■ GOAL OF THE EXERCISE ■
According to the study abstract, how many older people with late-onset psychosis took part?

::: SUPPLIED TEXT

AbstractBackground and aims
It has been suggested that delusions may serve as a defence against negative self-representations. The present study investigated general psychological well-being and evidence for defensive emotional processes among people with late-onset psychosis.Method
The performance and responses of older people with late-onset psychosis (n = 13), older people with depression (n = 15), and age-matched healthy controls (n = 15) were compared in a cross-sectional design. Participants rated their own levels of depression and self-esteem, and completed an emotional Stroop task to establish whether there was evidence of implicit depression in the absence of explicit acknowledgement. Participants rated themselves on a number of personal attributes in relation to two life stages to generate discrepancies in ‘actual’, ‘ideal’ and ‘other’ self-concepts, and completed measures of their perceptions of current and past psychological well-being.Results
People with late-onset psychosis showed no evidence of overt depression or low-self esteem. All three groups showed an attentional bias to depression-related and age-related words, although response times overall were faster for controls. The psychosis group showed no discrepancies between either their past or their current ‘actual’ and ‘other’ selfconcepts, suggesting that they do not have more negative views about how others see them.Conclusions
Evidence from this study does not support the application of the ‘delusion-as-defence’ model to late-onset psychosis, but methodological constraints must be borne in mind when interpreting the findings.

::::::
::: STUDY MATERIAL

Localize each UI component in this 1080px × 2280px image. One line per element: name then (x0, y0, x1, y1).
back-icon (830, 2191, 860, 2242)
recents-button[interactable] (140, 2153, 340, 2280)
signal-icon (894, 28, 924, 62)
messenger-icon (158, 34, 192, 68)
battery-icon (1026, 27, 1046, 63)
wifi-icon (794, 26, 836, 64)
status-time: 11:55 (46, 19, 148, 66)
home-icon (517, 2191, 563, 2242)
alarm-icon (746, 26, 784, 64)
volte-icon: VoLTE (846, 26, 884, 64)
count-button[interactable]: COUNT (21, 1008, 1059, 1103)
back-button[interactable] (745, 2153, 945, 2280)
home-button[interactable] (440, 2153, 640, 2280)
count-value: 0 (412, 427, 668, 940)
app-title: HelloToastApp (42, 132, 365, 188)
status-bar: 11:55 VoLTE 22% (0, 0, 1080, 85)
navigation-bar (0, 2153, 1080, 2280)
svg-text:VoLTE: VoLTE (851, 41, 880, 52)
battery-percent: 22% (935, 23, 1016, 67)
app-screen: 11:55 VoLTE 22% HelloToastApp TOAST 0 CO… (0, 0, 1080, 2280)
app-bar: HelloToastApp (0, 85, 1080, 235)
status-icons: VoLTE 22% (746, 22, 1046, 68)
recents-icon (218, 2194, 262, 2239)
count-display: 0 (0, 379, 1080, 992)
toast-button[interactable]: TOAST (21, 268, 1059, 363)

::::::

■ RESPONSE AREA ■
13